**Task input:**

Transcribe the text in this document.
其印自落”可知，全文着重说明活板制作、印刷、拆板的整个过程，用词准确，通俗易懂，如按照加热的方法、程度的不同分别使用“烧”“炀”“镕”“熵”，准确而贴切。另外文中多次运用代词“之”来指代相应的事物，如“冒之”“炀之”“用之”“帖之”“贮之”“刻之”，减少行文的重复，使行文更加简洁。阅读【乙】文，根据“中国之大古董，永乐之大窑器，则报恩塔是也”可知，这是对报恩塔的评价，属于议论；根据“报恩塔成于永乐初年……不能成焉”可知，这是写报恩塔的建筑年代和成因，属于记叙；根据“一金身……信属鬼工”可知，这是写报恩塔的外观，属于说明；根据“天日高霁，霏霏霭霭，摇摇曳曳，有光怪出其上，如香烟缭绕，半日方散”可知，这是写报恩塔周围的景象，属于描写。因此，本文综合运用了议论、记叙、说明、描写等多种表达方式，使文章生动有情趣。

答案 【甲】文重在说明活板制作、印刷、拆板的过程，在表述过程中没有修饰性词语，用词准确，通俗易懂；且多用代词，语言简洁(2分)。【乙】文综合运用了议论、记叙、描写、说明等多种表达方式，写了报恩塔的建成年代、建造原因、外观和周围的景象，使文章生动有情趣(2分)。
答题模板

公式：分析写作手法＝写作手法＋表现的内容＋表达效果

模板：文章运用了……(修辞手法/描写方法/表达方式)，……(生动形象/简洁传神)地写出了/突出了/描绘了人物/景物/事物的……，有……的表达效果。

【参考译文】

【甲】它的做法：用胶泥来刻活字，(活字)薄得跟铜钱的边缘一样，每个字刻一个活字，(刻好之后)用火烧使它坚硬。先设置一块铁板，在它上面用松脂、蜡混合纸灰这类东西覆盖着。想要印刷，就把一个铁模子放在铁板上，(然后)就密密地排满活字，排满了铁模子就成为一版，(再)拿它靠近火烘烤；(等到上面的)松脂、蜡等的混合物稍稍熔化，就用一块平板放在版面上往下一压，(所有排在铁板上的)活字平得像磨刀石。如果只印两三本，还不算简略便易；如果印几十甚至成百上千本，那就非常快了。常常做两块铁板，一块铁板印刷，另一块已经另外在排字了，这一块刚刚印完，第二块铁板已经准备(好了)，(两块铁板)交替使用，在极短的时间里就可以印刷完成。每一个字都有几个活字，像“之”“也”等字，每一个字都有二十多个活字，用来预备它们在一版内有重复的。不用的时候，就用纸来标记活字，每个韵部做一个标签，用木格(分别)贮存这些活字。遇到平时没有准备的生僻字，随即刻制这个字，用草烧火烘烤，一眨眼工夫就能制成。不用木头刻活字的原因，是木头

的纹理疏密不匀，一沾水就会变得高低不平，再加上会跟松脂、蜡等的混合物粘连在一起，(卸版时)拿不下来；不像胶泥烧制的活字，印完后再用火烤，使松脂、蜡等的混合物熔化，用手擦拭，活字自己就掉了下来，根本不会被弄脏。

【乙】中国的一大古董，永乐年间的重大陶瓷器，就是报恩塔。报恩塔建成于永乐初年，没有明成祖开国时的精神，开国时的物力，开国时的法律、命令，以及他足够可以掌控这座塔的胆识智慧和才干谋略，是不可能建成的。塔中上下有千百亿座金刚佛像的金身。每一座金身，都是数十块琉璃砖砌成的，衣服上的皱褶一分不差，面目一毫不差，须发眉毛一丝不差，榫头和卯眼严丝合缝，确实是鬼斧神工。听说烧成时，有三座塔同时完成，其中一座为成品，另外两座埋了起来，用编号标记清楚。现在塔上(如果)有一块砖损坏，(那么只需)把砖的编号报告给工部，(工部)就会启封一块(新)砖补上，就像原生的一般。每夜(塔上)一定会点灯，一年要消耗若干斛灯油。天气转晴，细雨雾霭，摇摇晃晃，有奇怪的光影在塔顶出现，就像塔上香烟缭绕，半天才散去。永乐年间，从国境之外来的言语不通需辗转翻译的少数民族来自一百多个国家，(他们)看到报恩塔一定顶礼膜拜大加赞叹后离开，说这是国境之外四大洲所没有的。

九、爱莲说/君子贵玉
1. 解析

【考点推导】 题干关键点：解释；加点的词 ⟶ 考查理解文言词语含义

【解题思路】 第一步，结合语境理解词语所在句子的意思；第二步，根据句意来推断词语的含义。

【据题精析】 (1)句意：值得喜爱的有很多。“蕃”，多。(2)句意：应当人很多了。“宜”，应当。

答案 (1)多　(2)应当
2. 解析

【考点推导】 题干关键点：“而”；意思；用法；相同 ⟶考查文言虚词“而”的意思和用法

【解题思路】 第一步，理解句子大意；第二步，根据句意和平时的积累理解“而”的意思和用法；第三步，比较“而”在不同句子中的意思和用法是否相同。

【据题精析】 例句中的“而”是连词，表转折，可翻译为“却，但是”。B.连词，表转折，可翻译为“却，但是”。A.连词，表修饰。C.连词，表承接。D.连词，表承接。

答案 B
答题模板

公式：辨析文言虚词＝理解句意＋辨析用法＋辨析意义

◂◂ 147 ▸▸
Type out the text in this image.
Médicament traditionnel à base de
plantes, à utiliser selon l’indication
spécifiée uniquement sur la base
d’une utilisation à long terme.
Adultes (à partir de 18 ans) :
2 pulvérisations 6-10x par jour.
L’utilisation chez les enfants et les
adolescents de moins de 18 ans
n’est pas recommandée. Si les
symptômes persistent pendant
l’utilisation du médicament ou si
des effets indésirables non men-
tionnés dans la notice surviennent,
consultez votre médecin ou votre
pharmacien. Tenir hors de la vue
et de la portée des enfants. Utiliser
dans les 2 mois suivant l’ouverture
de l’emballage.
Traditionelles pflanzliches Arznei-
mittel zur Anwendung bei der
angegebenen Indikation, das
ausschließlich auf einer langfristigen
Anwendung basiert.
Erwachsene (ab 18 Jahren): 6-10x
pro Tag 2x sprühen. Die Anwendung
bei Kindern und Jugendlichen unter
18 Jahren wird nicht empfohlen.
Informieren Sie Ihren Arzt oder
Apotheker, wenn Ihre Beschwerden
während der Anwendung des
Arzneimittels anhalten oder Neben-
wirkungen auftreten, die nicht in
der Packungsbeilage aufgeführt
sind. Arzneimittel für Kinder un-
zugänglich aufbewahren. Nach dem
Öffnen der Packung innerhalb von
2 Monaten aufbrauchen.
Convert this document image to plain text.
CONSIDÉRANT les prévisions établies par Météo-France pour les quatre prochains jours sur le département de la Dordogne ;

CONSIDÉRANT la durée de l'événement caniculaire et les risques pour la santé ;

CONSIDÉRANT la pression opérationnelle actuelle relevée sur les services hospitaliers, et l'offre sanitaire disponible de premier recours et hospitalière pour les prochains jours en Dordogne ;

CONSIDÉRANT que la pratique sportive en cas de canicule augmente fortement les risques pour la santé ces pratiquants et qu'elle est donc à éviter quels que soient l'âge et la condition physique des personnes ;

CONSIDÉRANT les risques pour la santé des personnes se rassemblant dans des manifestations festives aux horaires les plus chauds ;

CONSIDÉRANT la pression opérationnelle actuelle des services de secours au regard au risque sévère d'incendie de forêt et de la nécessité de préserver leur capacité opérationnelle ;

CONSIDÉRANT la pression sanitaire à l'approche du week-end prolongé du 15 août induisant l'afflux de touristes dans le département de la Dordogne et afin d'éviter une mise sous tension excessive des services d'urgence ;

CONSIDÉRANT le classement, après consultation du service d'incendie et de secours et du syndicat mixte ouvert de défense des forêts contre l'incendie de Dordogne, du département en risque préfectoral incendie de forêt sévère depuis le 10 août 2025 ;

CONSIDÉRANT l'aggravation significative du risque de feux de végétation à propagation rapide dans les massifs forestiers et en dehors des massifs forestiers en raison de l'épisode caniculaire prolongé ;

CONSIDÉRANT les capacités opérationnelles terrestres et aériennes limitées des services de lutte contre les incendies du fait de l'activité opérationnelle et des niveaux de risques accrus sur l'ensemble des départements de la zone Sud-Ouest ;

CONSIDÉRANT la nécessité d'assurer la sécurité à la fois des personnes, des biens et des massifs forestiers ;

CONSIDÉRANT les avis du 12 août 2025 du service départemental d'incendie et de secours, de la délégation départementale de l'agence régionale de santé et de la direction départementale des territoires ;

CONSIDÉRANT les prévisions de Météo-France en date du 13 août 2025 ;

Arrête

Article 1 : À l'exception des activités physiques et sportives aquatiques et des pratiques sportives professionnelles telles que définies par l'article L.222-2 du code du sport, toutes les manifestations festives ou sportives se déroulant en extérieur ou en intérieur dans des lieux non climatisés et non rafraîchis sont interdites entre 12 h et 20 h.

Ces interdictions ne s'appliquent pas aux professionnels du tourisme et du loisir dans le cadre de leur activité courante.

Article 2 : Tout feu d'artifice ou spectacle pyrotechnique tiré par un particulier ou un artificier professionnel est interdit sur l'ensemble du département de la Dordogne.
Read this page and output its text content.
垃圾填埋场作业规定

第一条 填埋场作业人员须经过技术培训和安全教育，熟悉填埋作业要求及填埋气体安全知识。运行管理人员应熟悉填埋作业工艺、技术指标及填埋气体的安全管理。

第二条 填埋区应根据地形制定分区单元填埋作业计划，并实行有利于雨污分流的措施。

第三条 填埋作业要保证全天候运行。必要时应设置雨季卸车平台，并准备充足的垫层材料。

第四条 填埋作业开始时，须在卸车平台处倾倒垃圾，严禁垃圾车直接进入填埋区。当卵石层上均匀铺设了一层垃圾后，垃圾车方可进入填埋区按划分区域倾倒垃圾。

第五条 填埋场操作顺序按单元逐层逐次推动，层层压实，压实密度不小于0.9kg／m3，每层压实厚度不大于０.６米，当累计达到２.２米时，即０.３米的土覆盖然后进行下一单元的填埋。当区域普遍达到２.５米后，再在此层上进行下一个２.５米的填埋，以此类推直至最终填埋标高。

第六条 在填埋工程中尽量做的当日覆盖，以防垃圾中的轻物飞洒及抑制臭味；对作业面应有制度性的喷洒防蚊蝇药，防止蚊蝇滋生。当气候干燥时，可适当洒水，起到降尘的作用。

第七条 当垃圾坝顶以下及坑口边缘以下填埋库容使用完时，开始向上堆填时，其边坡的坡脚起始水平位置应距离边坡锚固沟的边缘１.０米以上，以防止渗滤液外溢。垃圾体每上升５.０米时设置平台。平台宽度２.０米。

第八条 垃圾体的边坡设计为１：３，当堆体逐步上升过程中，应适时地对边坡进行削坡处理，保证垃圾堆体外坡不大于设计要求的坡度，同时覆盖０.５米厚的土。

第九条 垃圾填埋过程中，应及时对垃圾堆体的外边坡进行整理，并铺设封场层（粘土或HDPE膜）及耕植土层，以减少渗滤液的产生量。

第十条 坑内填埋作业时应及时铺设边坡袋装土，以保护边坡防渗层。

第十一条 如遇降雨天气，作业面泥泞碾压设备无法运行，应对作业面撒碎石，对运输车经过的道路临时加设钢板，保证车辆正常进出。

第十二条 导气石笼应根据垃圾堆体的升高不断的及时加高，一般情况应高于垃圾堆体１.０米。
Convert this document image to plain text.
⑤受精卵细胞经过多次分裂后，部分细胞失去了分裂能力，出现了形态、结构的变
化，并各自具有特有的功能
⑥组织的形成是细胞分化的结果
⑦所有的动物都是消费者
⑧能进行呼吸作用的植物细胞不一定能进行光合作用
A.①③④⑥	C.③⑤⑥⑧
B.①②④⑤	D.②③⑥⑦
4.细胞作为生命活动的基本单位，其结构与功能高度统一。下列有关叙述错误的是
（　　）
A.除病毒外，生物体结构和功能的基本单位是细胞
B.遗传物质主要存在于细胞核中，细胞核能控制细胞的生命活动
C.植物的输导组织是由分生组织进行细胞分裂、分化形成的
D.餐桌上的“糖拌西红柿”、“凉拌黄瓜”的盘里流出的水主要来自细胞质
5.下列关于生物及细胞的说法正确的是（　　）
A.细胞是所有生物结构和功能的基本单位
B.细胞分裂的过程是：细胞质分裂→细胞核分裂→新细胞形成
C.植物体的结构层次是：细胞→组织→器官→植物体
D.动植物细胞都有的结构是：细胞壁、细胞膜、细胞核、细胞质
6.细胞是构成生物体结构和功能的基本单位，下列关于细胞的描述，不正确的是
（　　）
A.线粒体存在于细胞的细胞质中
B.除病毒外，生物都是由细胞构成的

**Brief:** Among the entries above, identify all lines with "prolongé" and copy them.

**Exercise result:**
CONSIDÉRANT la pression sanitaire à l'approche du week-end prolongé du 15 août induisant l'afflux de touristes dans le département de la Dordogne et afin d'éviter une mise sous tension excessive des services d'urgence ;
CONSIDÉRANT l'aggravation significative du risque de feux de végétation à propagation rapide dans les massifs forestiers et en dehors des massifs forestiers en raison de l'épisode caniculaire prolongé ;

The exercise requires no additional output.